++++ Task input ++++

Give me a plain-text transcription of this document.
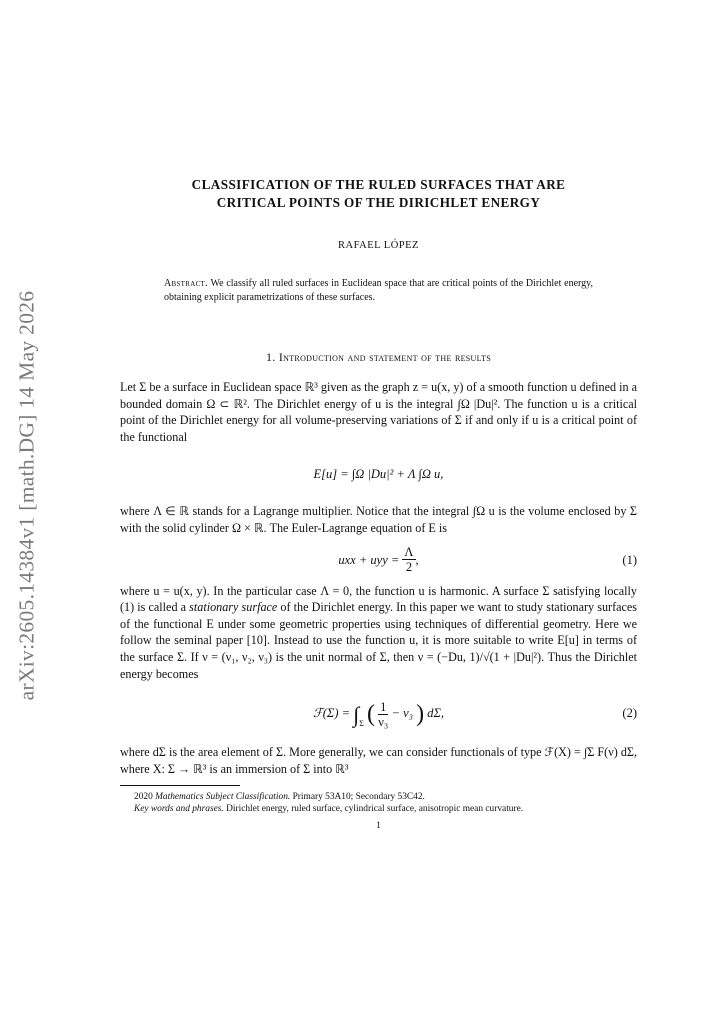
arXiv:2605.14384v1 [math.DG] 14 May 2026
CLASSIFICATION OF THE RULED SURFACES THAT ARE
CRITICAL POINTS OF THE DIRICHLET ENERGY
RAFAEL LÓPEZ
Abstract. We classify all ruled surfaces in Euclidean space that are critical points of the Dirichlet energy, obtaining explicit parametrizations of these surfaces.
1. Introduction and statement of the results

Let Σ be a surface in Euclidean space ℝ³ given as the graph z = u(x, y) of a smooth function u defined in a bounded domain Ω ⊂ ℝ². The Dirichlet energy of u is the integral ∫Ω |Du|². The function u is a critical point of the Dirichlet energy for all volume-preserving variations of Σ if and only if u is a critical point of the functional

E[u] = ∫Ω |Du|² + Λ ∫Ω u,

where Λ ∈ ℝ stands for a Lagrange multiplier. Notice that the integral ∫Ω u is the volume enclosed by Σ with the solid cylinder Ω × ℝ. The Euler-Lagrange equation of E is

uxx + uyy =
$\frac{\Lambda}{2}$ ,	(1)

where u = u(x, y). In the particular case Λ = 0, the function u is harmonic. A surface Σ satisfying locally (1) is called a stationary surface of the Dirichlet energy. In this paper we want to study stationary surfaces of the functional E under some geometric properties using techniques of differential geometry. Here we follow the seminal paper [10]. Instead to use the function u, it is more suitable to write E[u] in terms of the surface Σ. If ν = (ν₁, ν₂, ν₃) is the unit normal of Σ, then ν = (−Du, 1)/√(1 + |Du|²). Thus the Dirichlet energy becomes

ℱ(Σ) = $\int_\Sigma$ ( $\frac{1}{\text{ν₃}} - \nu_3$ ) dΣ,	(2)

where dΣ is the area element of Σ. More generally, we can consider functionals of type ℱ(X) = ∫Σ F(ν) dΣ, where X: Σ → ℝ³ is an immersion of Σ into ℝ³

2020 Mathematics Subject Classification. Primary 53A10; Secondary 53C42.

Key words and phrases. Dirichlet energy, ruled surface, cylindrical surface, anisotropic mean curvature.

1
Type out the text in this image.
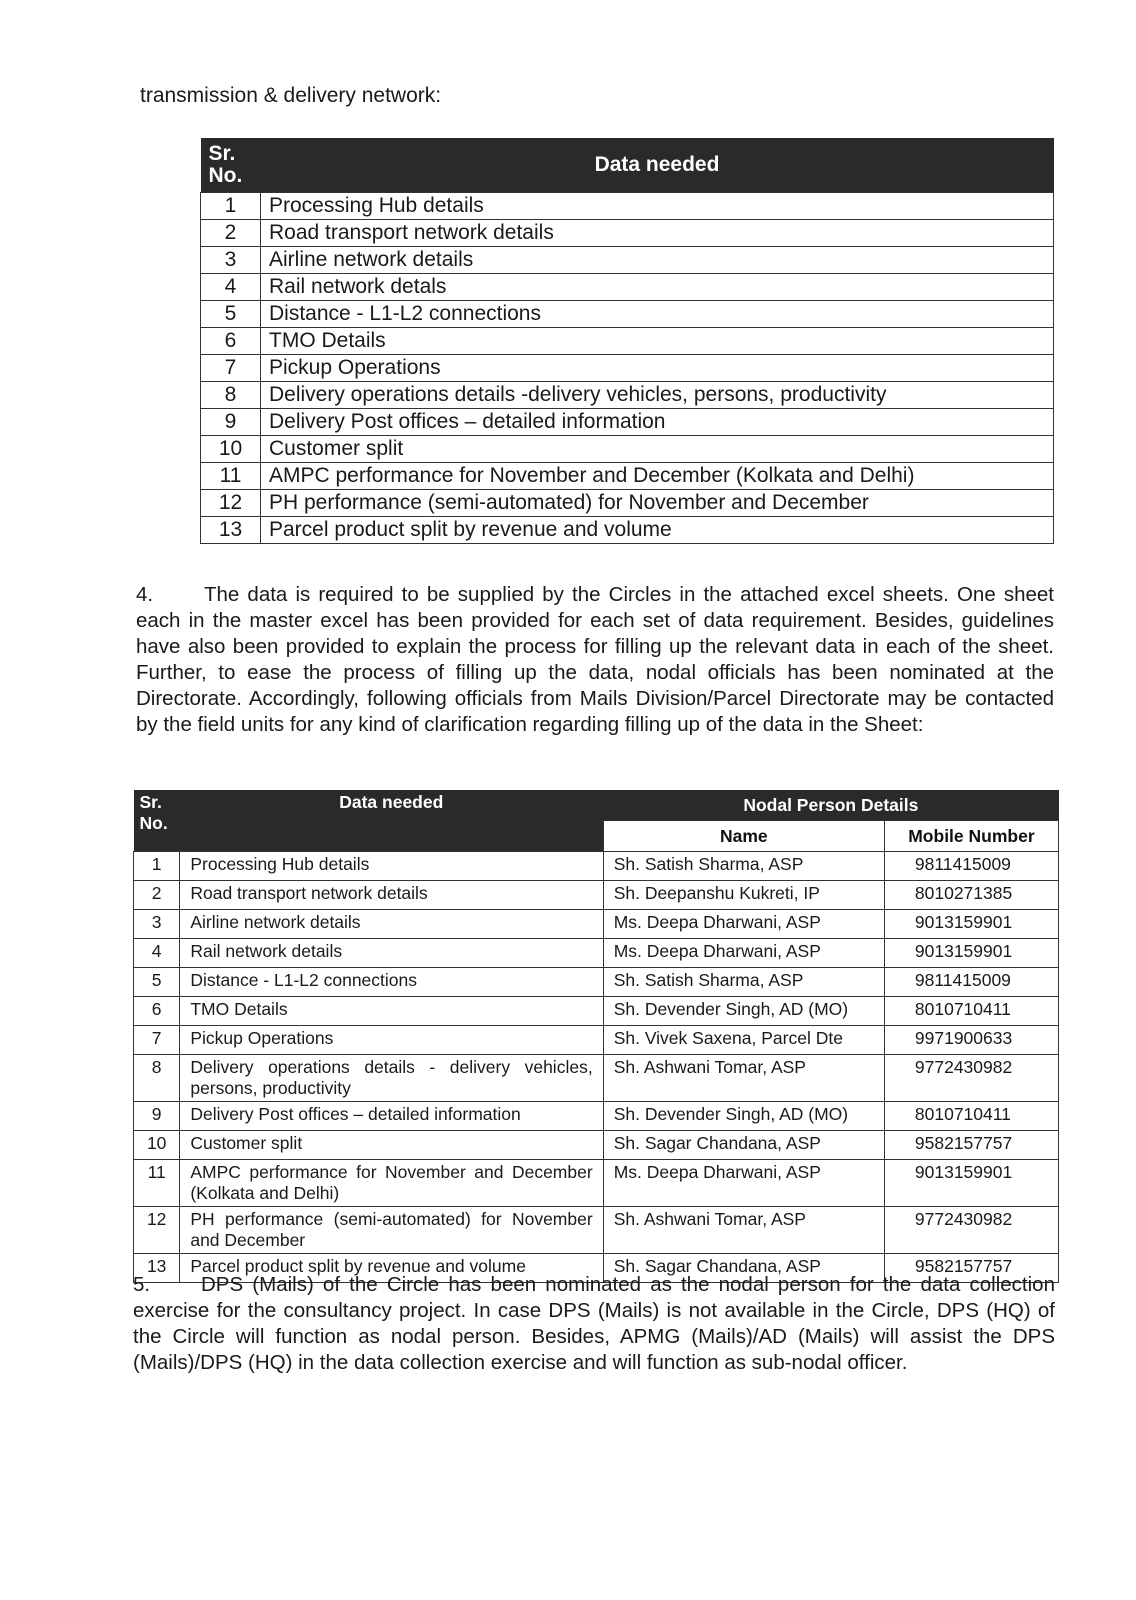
transmission & delivery network:
Sr. No.	Data needed
1	Processing Hub details
2	Road transport network details
3	Airline network details
4	Rail network detals
5	Distance - L1-L2 connections
6	TMO Details
7	Pickup Operations
8	Delivery operations details -delivery vehicles, persons, productivity
9	Delivery Post offices – detailed information
10	Customer split
11	AMPC performance for November and December (Kolkata and Delhi)
12	PH performance (semi-automated) for November and December
13	Parcel product split by revenue and volume
4. The data is required to be supplied by the Circles in the attached excel sheets. One sheet each in the master excel has been provided for each set of data requirement. Besides, guidelines have also been provided to explain the process for filling up the relevant data in each of the sheet. Further, to ease the process of filling up the data, nodal officials has been nominated at the Directorate. Accordingly, following officials from Mails Division/Parcel Directorate may be contacted by the field units for any kind of clarification regarding filling up of the data in the Sheet:
Sr. No.	Data needed	Nodal Person Details	
		Name	Mobile Number
1	Processing Hub details	Sh. Satish Sharma, ASP	9811415009
2	Road transport network details	Sh. Deepanshu Kukreti, IP	8010271385
3	Airline network details	Ms. Deepa Dharwani, ASP	9013159901
4	Rail network details	Ms. Deepa Dharwani, ASP	9013159901
5	Distance - L1-L2 connections	Sh. Satish Sharma, ASP	9811415009
6	TMO Details	Sh. Devender Singh, AD (MO)	8010710411
7	Pickup Operations	Sh. Vivek Saxena, Parcel Dte	9971900633
8	Delivery operations details - delivery vehicles, persons, productivity	Sh. Ashwani Tomar, ASP	9772430982
9	Delivery Post offices – detailed information	Sh. Devender Singh, AD (MO)	8010710411
10	Customer split	Sh. Sagar Chandana, ASP	9582157757
11	AMPC performance for November and December (Kolkata and Delhi)	Ms. Deepa Dharwani, ASP	9013159901
12	PH performance (semi-automated) for November and December	Sh. Ashwani Tomar, ASP	9772430982
13	Parcel product split by revenue and volume	Sh. Sagar Chandana, ASP	9582157757
5. DPS (Mails) of the Circle has been nominated as the nodal person for the data collection exercise for the consultancy project. In case DPS (Mails) is not available in the Circle, DPS (HQ) of the Circle will function as nodal person. Besides, APMG (Mails)/AD (Mails) will assist the DPS (Mails)/DPS (HQ) in the data collection exercise and will function as sub-nodal officer.
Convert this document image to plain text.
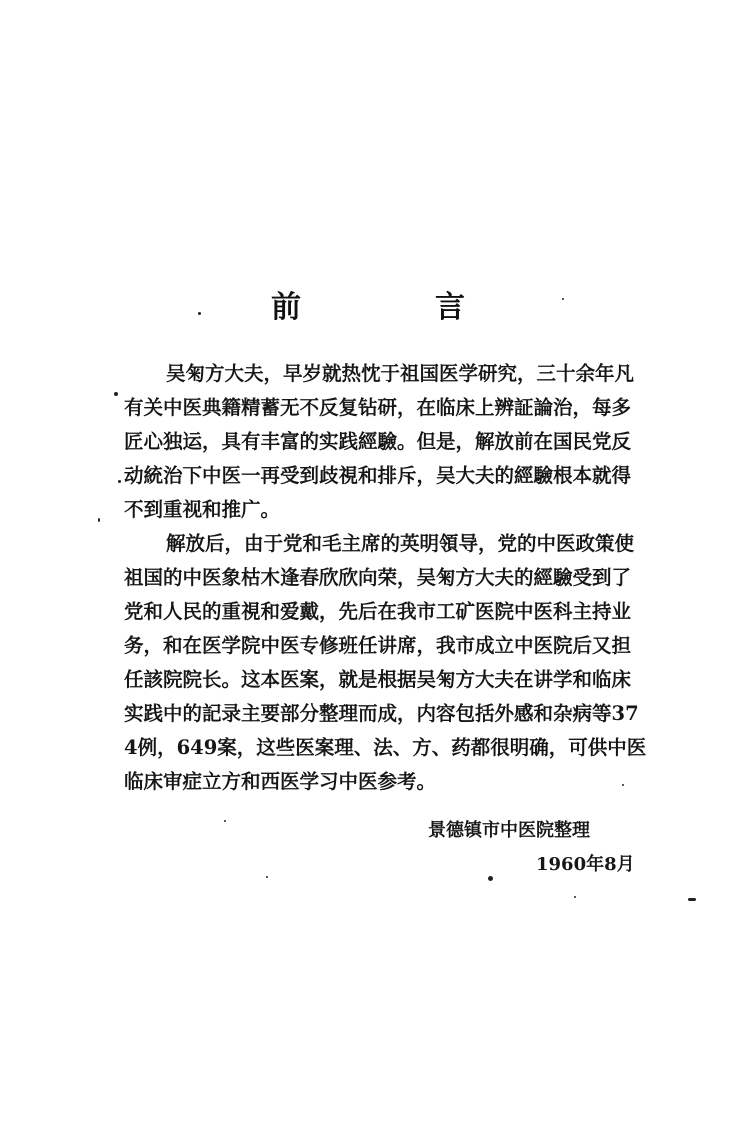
前　言
吴匊方大夫，早岁就热忱于祖国医学研究，三十余年凡
有关中医典籍精蓄无不反复钻研，在临床上辨証論治，每多
匠心独运，具有丰富的实践經驗。但是，解放前在国民党反
动統治下中医一再受到歧視和排斥，吴大夫的經驗根本就得
不到重视和推广。
解放后，由于党和毛主席的英明領导，党的中医政策使
祖国的中医象枯木逢春欣欣向荣，吴匊方大夫的經驗受到了
党和人民的重視和爱戴，先后在我市工矿医院中医科主持业
务，和在医学院中医专修班任讲席，我市成立中医院后又担
任該院院长。这本医案，就是根据吴匊方大夫在讲学和临床
实践中的記录主要部分整理而成，内容包括外感和杂病等37
4例，649案，这些医案理、法、方、药都很明确，可供中医
临床审症立方和西医学习中医参考。
景德镇市中医院整理
1960年8月
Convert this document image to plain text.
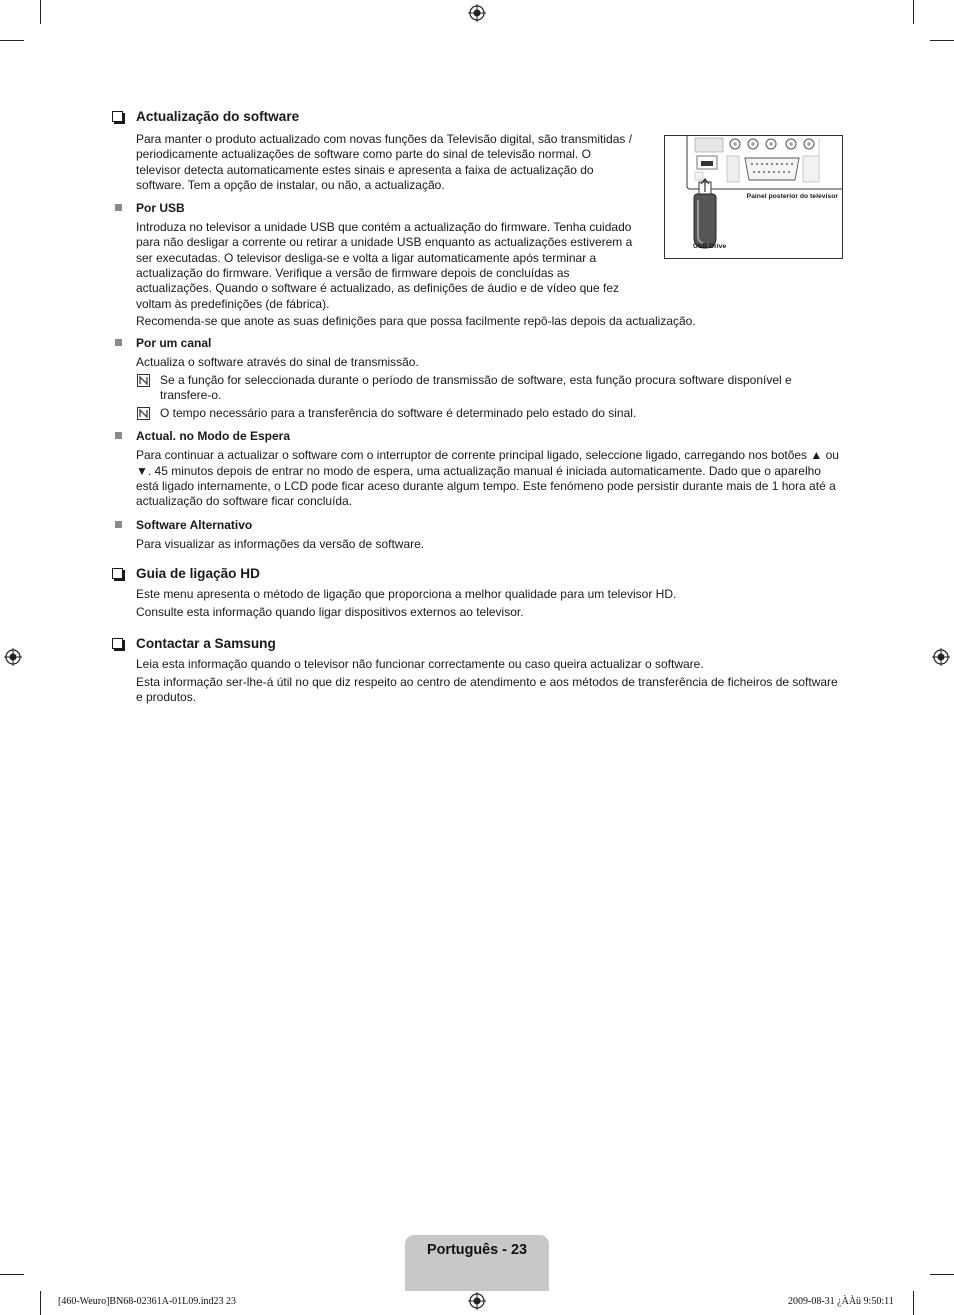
Painel posterior do televisor
USB Drive
Actualização do software

Para manter o produto actualizado com novas funções da Televisão digital, são transmitidas / periodicamente actualizações de software como parte do sinal de televisão normal. O televisor detecta automaticamente estes sinais e apresenta a faixa de actualização do software. Tem a opção de instalar, ou não, a actualização.

Por USB

Introduza no televisor a unidade USB que contém a actualização do firmware. Tenha cuidado para não desligar a corrente ou retirar a unidade USB enquanto as actualizações estiverem a ser executadas. O televisor desliga-se e volta a ligar automaticamente após terminar a actualização do firmware. Verifique a versão de firmware depois de concluídas as actualizações. Quando o software é actualizado, as definições de áudio e de vídeo que fez voltam às predefinições (de fábrica).

Recomenda-se que anote as suas definições para que possa facilmente repô-las depois da actualização.

Por um canal

Actualiza o software através do sinal de transmissão.

Se a função for seleccionada durante o período de transmissão de software, esta função procura software disponível e transfere-o.

O tempo necessário para a transferência do software é determinado pelo estado do sinal.

Actual. no Modo de Espera

Para continuar a actualizar o software com o interruptor de corrente principal ligado, seleccione ligado, carregando nos botões ▲ ou ▼. 45 minutos depois de entrar no modo de espera, uma actualização manual é iniciada automaticamente. Dado que o aparelho está ligado internamente, o LCD pode ficar aceso durante algum tempo. Este fenómeno pode persistir durante mais de 1 hora até a actualização do software ficar concluída.

Software Alternativo

Para visualizar as informações da versão de software.

Guia de ligação HD

Este menu apresenta o método de ligação que proporciona a melhor qualidade para um televisor HD.

Consulte esta informação quando ligar dispositivos externos ao televisor.

Contactar a Samsung

Leia esta informação quando o televisor não funcionar correctamente ou caso queira actualizar o software.

Esta informação ser-lhe-á útil no que diz respeito ao centro de atendimento e aos métodos de transferência de ficheiros de software e produtos.

Português - 23
[460-Weuro]BN68-02361A-01L09.ind23 23	2009-08-31 ¿ÀÀü 9:50:11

++++

Look through the material and copy each line that has "AMPC".

Written response:
11	AMPC performance for November and December (Kolkata and Delhi)
11	AMPC performance for November and December (Kolkata and Delhi)	Ms. Deepa Dharwani, ASP	9013159901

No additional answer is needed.